▼

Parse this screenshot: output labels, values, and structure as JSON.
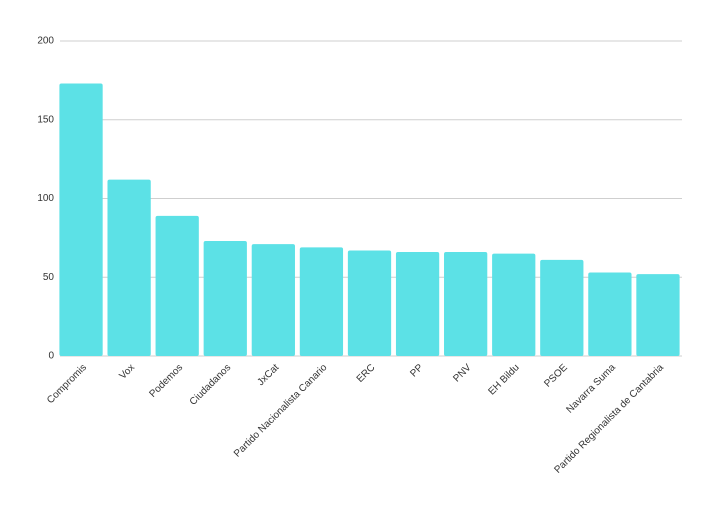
{
  "chart_data": {
    "type": "bar",
    "categories": [
      "Compromis",
      "Vox",
      "Podemos",
      "Ciudadanos",
      "JxCat",
      "Partido Nacionalista Canario",
      "ERC",
      "PP",
      "PNV",
      "EH Bildu",
      "PSOE",
      "Navarra Suma",
      "Partido Regionalista de Cantabria"
    ],
    "values": [
      173,
      112,
      89,
      73,
      71,
      69,
      67,
      66,
      66,
      65,
      61,
      53,
      52
    ],
    "color": "#5ce1e6",
    "ylim": [
      0,
      200
    ],
    "yticks": [
      0,
      50,
      100,
      150,
      200
    ],
    "grid": true
  }
}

▲

◆ **DIRECTIONS FOR THIS TASK**: Repeat the listing in full and exactly. Leave any pictures out.

◆ **FINAL RESULT**:
Parse this screenshot: output labels, values, and structure as JSON.
{
  "chart_data": {
    "type": "bar",
    "categories": [
      "Compromis",
      "Vox",
      "Podemos",
      "Ciudadanos",
      "JxCat",
      "Partido Nacionalista Canario",
      "ERC",
      "PP",
      "PNV",
      "EH Bildu",
      "PSOE",
      "Navarra Suma",
      "Partido Regionalista de Cantabria"
    ],
    "values": [
      173,
      112,
      89,
      73,
      71,
      69,
      67,
      66,
      66,
      65,
      61,
      53,
      52
    ],
    "color": "#5ce1e6",
    "ylim": [
      0,
      200
    ],
    "yticks": [
      0,
      50,
      100,
      150,
      200
    ],
    "grid": true
  }
}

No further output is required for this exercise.